## POTONGAN DOKUMEN
"""

Jakarta (ANTARA News) - "...the necessity of a navy, in the restricted sense of the word, springs, therefore, from the existence of a peaceful shipping...." (A.T. Mahan)

Setelah dua kubu berseteru terkait dengan keabsahan mereka masing-masing pasca-Rapat Umum Anggota (RUA) Ke-16 Indonesia National Shipowners Association (INSA) di Ancol Jakarta hampir setahun yang lalu, kini angin kencang yang menerpa organisasi itu perlahan mulai mereda.

Lazimnya keadaan seusai badai, kursi, meja, lemari, dan lainnya berantakan. Orang-orang pun belum sepenuhnya sadar akibat kepala berbenturan dengan benda keras yang berterbangan ketika angin kencang mengamuk.

Adalah Kementerian Hukum dan HAM yang "memawangi" angin kencang itu agar berhenti bergolak dengan mengeluarkan pengesahan atas pendirian Perkumpulan Indonesia National Shipowners Association, lebih dikenal dengan panggilan INSA.

Sebelumnya, Pengadilan Negeri Jakarta Pusat memenangkan Johnson W. Sutjipto dan mengukuhkannya sebagai ketua umum dalam sengketa kepemimpinan organisasi itu.

"""

## TUGAS WAJIB 1
Ringkaslah paragraf dalam berita tentang INSA di atas yang diawali "Setelah dua kubu berseteru" menjadi satu kalimat yang lebih pendek tanpa menghilangkan fakta utamanya.

## DATA TERSEDIA
"""

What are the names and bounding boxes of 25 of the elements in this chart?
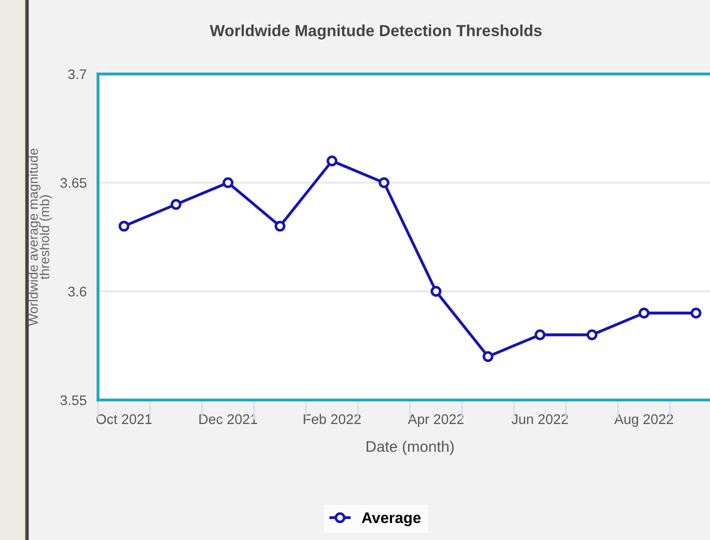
point <box>482 351 494 362</box>
point <box>534 329 546 340</box>
x-tick-label: Feb 2022 <box>304 414 361 424</box>
chart-title: Worldwide Magnitude Detection Thresholds <box>210 24 542 40</box>
point <box>690 308 702 318</box>
x-tick-label: Apr 2022 <box>408 414 464 427</box>
point <box>326 156 338 166</box>
point <box>430 286 442 297</box>
point <box>222 177 234 188</box>
point <box>170 198 182 210</box>
y-tick-label: 3.7 <box>68 69 86 80</box>
x-tick-label: Oct 2021 <box>96 414 152 424</box>
y-tick-label: 3.6 <box>68 286 86 297</box>
y-tick-label: 3.55 <box>60 395 86 406</box>
x-tick-label: Jun 2022 <box>512 414 568 424</box>
point <box>274 220 286 232</box>
x-tick-label: Aug 2022 <box>614 414 674 427</box>
y-tick-label: 3.65 <box>60 178 86 188</box>
y-axis-title: Worldwide average magnitude threshold (mb) <box>28 148 52 326</box>
legend-label: Average <box>362 512 421 526</box>
point <box>586 329 598 340</box>
point <box>118 220 130 232</box>
x-axis-title: Date (month) <box>366 440 454 455</box>
point <box>378 177 390 188</box>
point <box>638 308 650 318</box>
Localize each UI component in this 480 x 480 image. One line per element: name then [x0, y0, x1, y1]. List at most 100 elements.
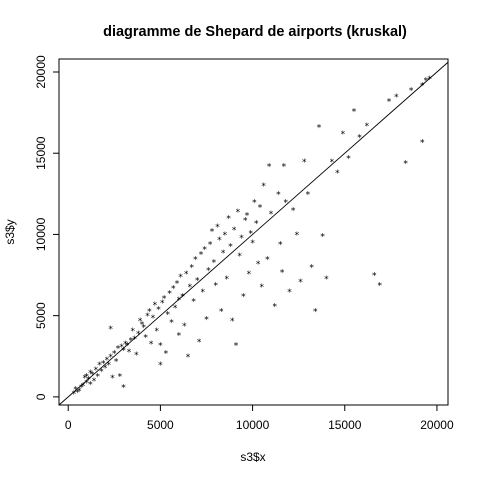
- data-point: *: [149, 340, 154, 350]
- data-point: *: [73, 385, 78, 395]
- data-point: *: [284, 198, 289, 208]
- data-point: *: [219, 307, 224, 317]
- data-point: *: [265, 255, 270, 265]
- data-point: *: [79, 384, 84, 394]
- data-point: *: [206, 267, 211, 277]
- data-point: *: [372, 272, 377, 282]
- data-point: *: [269, 210, 274, 220]
- data-point: *: [160, 299, 165, 309]
- data-point: *: [403, 159, 408, 169]
- data-point: *: [346, 155, 351, 165]
- data-point: *: [230, 317, 235, 327]
- x-axis: 0 5000 10000 15000 20000: [65, 405, 454, 432]
- data-point: *: [409, 86, 414, 96]
- data-point: *: [199, 250, 204, 260]
- data-point: *: [114, 358, 119, 368]
- data-point: *: [164, 350, 169, 360]
- data-point: *: [169, 319, 174, 329]
- data-point: *: [420, 81, 425, 91]
- data-point: *: [202, 246, 207, 256]
- data-point: *: [225, 275, 230, 285]
- data-point: *: [313, 307, 318, 317]
- chart-title: diagramme de Shepard de airports (kruska…: [103, 24, 407, 40]
- data-point: *: [158, 361, 163, 371]
- data-point: *: [88, 380, 93, 390]
- x-tick-label: 5000: [147, 418, 174, 432]
- data-point: *: [341, 130, 346, 140]
- data-point: *: [125, 341, 130, 351]
- data-point: *: [140, 320, 145, 330]
- data-point: *: [245, 211, 250, 221]
- data-point: *: [287, 288, 292, 298]
- data-point: *: [188, 283, 193, 293]
- data-point: *: [302, 158, 307, 168]
- data-point: *: [298, 278, 303, 288]
- data-point: *: [258, 203, 263, 213]
- data-point: *: [236, 208, 241, 218]
- data-point: *: [378, 281, 383, 291]
- data-point: *: [177, 296, 182, 306]
- data-point: *: [158, 341, 163, 351]
- data-point: *: [180, 293, 185, 303]
- data-point: *: [394, 93, 399, 103]
- data-point: *: [123, 340, 128, 350]
- data-point: *: [154, 327, 159, 337]
- data-point: *: [178, 273, 183, 283]
- y-tick-label: 10000: [34, 217, 48, 251]
- data-point: *: [108, 325, 113, 335]
- data-point: *: [427, 75, 432, 85]
- data-point: *: [116, 345, 121, 355]
- x-axis-label: s3$x: [240, 450, 265, 464]
- data-point: *: [234, 341, 239, 351]
- data-point: *: [132, 335, 137, 345]
- data-point: *: [99, 367, 104, 377]
- data-point: *: [254, 220, 259, 230]
- y-tick-label: 5000: [34, 302, 48, 329]
- data-point: *: [143, 333, 148, 343]
- data-point: *: [213, 281, 218, 291]
- data-point: *: [75, 389, 80, 399]
- data-point: *: [248, 229, 253, 239]
- data-point: *: [330, 158, 335, 168]
- data-point: *: [88, 369, 93, 379]
- y-axis-label: s3$y: [3, 219, 17, 244]
- x-tick-label: 15000: [328, 418, 362, 432]
- data-point: *: [156, 306, 161, 316]
- data-point: *: [250, 239, 255, 249]
- data-point: *: [167, 289, 172, 299]
- data-point: *: [226, 215, 231, 225]
- data-point: *: [191, 298, 196, 308]
- data-point: *: [108, 353, 113, 363]
- data-point: *: [232, 226, 237, 236]
- data-point: *: [84, 372, 89, 382]
- data-point: *: [335, 169, 340, 179]
- data-point: *: [256, 260, 261, 270]
- data-point: *: [217, 236, 222, 246]
- data-point: *: [278, 241, 283, 251]
- data-point: *: [86, 376, 91, 386]
- data-point: *: [276, 190, 281, 200]
- data-point: *: [101, 359, 106, 369]
- data-point: *: [282, 163, 287, 173]
- data-point: *: [221, 249, 226, 259]
- data-point: *: [175, 280, 180, 290]
- x-tick-label: 0: [65, 418, 72, 432]
- data-point: *: [195, 276, 200, 286]
- data-point: *: [260, 283, 265, 293]
- data-point: *: [309, 263, 314, 273]
- data-point: *: [119, 343, 124, 353]
- data-point: *: [228, 242, 233, 252]
- data-point: *: [105, 356, 110, 366]
- y-tick-label: 20000: [34, 55, 48, 89]
- data-point: *: [81, 382, 86, 392]
- data-point: *: [320, 233, 325, 243]
- data-point: *: [239, 234, 244, 244]
- data-point: *: [324, 275, 329, 285]
- data-point: *: [121, 384, 126, 394]
- data-point: *: [201, 288, 206, 298]
- data-point: *: [420, 138, 425, 148]
- data-point: *: [241, 293, 246, 303]
- y-tick-label: 15000: [34, 136, 48, 170]
- data-point: *: [94, 366, 99, 376]
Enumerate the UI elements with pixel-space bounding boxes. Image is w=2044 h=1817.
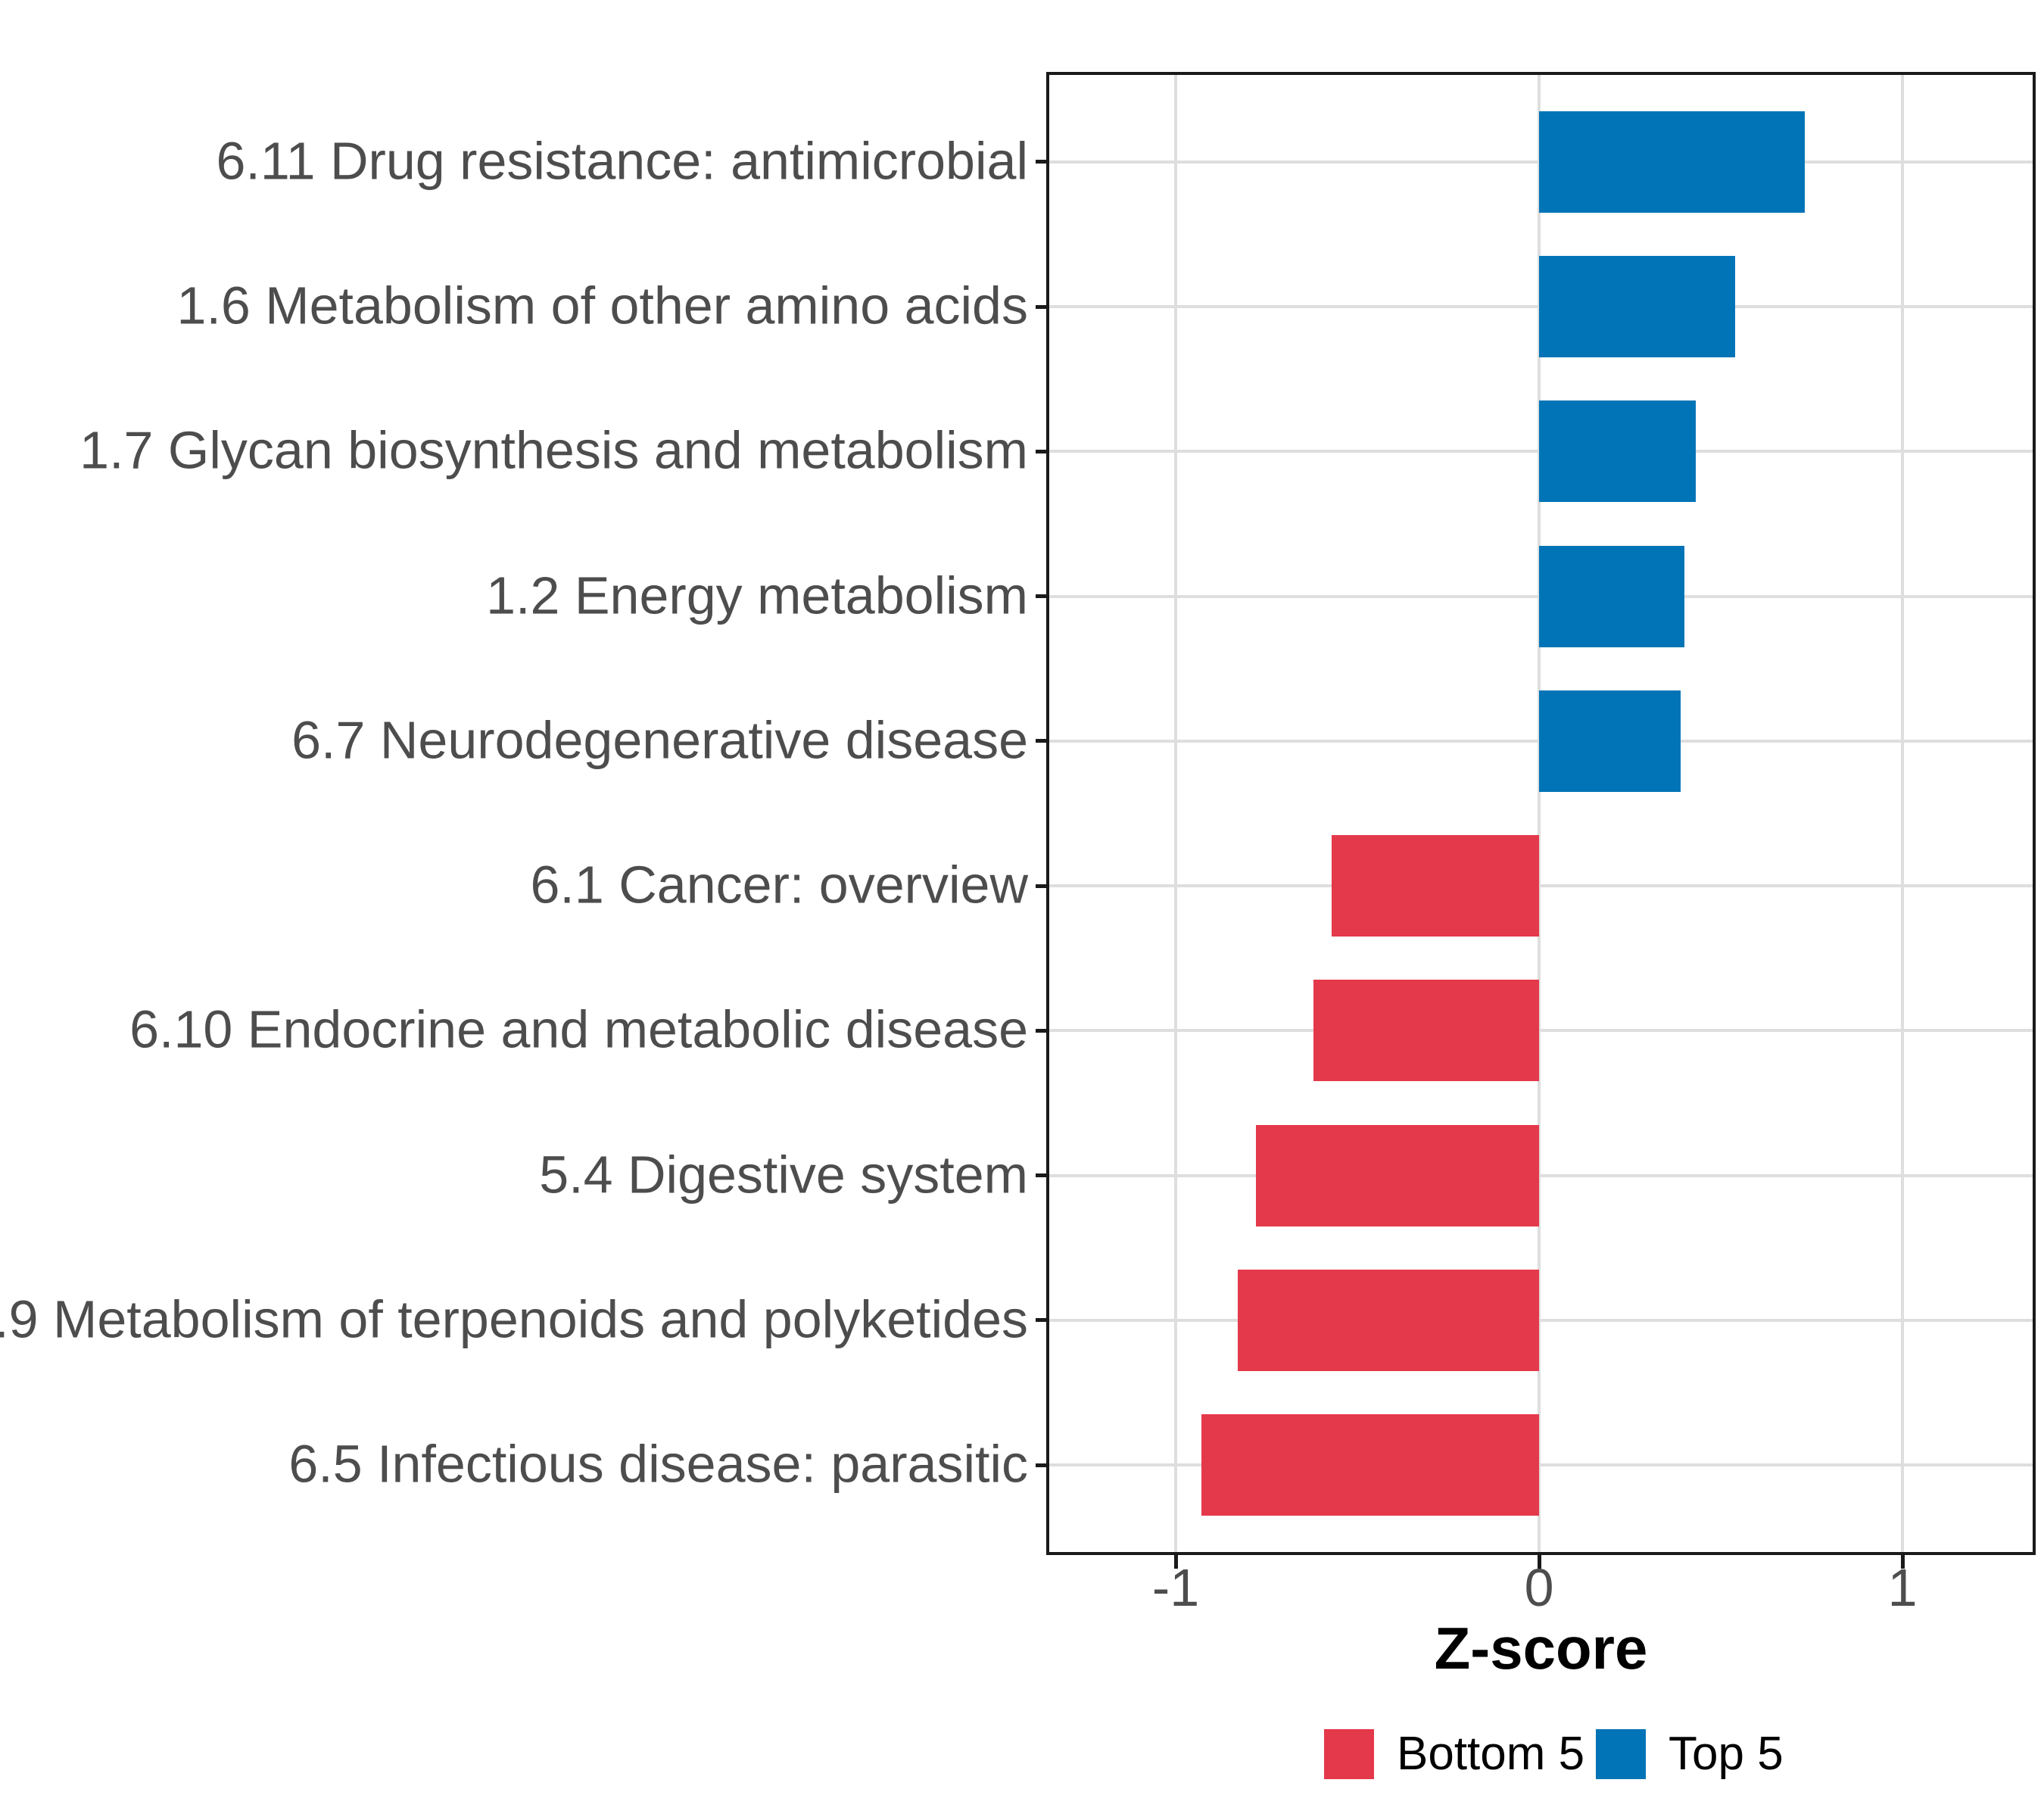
x-axis-tick-label: 1: [1887, 1558, 1918, 1617]
legend-key-bottom5: [1324, 1729, 1374, 1779]
y-gridline: [1049, 1318, 2033, 1322]
bar-bottom5: [1313, 980, 1540, 1082]
x-axis-tick-label: 0: [1524, 1558, 1554, 1617]
x-axis-tick-label: -1: [1151, 1558, 1200, 1617]
y-axis-label: 1.6 Metabolism of other amino acids: [176, 276, 1028, 335]
legend-key-top5: [1596, 1729, 1646, 1779]
bar-top5: [1539, 111, 1805, 213]
y-axis-tick: [1036, 1173, 1049, 1178]
y-gridline: [1049, 1173, 2033, 1177]
y-axis-label: 1.7 Glycan biosynthesis and metabolism: [79, 420, 1028, 480]
y-axis-tick: [1036, 594, 1049, 599]
y-axis-label: 6.1 Cancer: overview: [530, 855, 1028, 915]
bar-bottom5: [1332, 835, 1540, 937]
bar-top5: [1539, 256, 1736, 357]
x-axis-title: Z-score: [1434, 1615, 1648, 1681]
x-gridline: [1901, 75, 1905, 1552]
bar-top5: [1539, 400, 1696, 503]
y-axis-tick: [1036, 304, 1049, 309]
bar-top5: [1539, 690, 1681, 792]
y-axis-tick: [1036, 739, 1049, 743]
y-axis-tick: [1036, 884, 1049, 888]
y-axis-tick: [1036, 1318, 1049, 1323]
x-gridline: [1174, 75, 1178, 1552]
y-gridline: [1049, 1029, 2033, 1033]
x-axis-tick: [1173, 1555, 1178, 1569]
y-gridline: [1049, 1463, 2033, 1467]
x-axis-tick: [1537, 1555, 1541, 1569]
y-axis-tick: [1036, 160, 1049, 164]
legend-label-top5: Top 5: [1669, 1728, 1784, 1780]
y-axis-label: 6.10 Endocrine and metabolic disease: [129, 1000, 1028, 1060]
x-axis-tick: [1900, 1555, 1905, 1569]
y-axis-label: 1.2 Energy metabolism: [486, 566, 1028, 625]
plot-area: [1049, 75, 2033, 1552]
y-axis-label: 1.9 Metabolism of terpenoids and polyket…: [0, 1289, 1028, 1349]
y-axis-label: 6.11 Drug resistance: antimicrobial: [216, 131, 1028, 191]
bar-bottom5: [1237, 1270, 1540, 1371]
bar-bottom5: [1201, 1414, 1540, 1516]
y-axis-tick: [1036, 449, 1049, 453]
y-gridline: [1049, 884, 2033, 888]
y-axis-label: 6.7 Neurodegenerative disease: [291, 710, 1028, 770]
x-gridline: [1538, 75, 1541, 1552]
y-axis-tick: [1036, 1028, 1049, 1033]
y-axis-label: 5.4 Digestive system: [539, 1145, 1028, 1205]
bar-top5: [1539, 545, 1685, 647]
legend-label-bottom5: Bottom 5: [1397, 1728, 1585, 1780]
bar-bottom5: [1255, 1124, 1540, 1226]
y-axis-tick: [1036, 1463, 1049, 1467]
y-axis-label: 6.5 Infectious disease: parasitic: [288, 1434, 1028, 1494]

"""

## TUGAS WAJIB 2
Ketik ulang baris-baris dari daftar di atas, mulai dari baris yang memuat "- data-point: *: [149, 340, 154, 350]" sampai baris yang memuat "- data-point: *: [409, 86, 414, 96]", termasuk kedua baris tersebut.

## JAWABAN LENGKAP 1
Hampir setahun setelah Rapat Umum Anggota Ke-16 INSA di Ancol, Jakarta, memicu perseteruan dua kubu soal keabsahan masing-masing, gejolak di organisasi itu kini perlahan mereda.

## JAWABAN LENGKAP 2
- data-point: *: [149, 340, 154, 350]
- data-point: *: [73, 385, 78, 395]
- data-point: *: [284, 198, 289, 208]
- data-point: *: [219, 307, 224, 317]
- data-point: *: [265, 255, 270, 265]
- data-point: *: [79, 384, 84, 394]
- data-point: *: [206, 267, 211, 277]
- data-point: *: [372, 272, 377, 282]
- data-point: *: [269, 210, 274, 220]
- data-point: *: [160, 299, 165, 309]
- data-point: *: [403, 159, 408, 169]
- data-point: *: [346, 155, 351, 165]
- data-point: *: [230, 317, 235, 327]
- x-axis: 0 5000 10000 15000 20000: [65, 405, 454, 432]
- data-point: *: [409, 86, 414, 96]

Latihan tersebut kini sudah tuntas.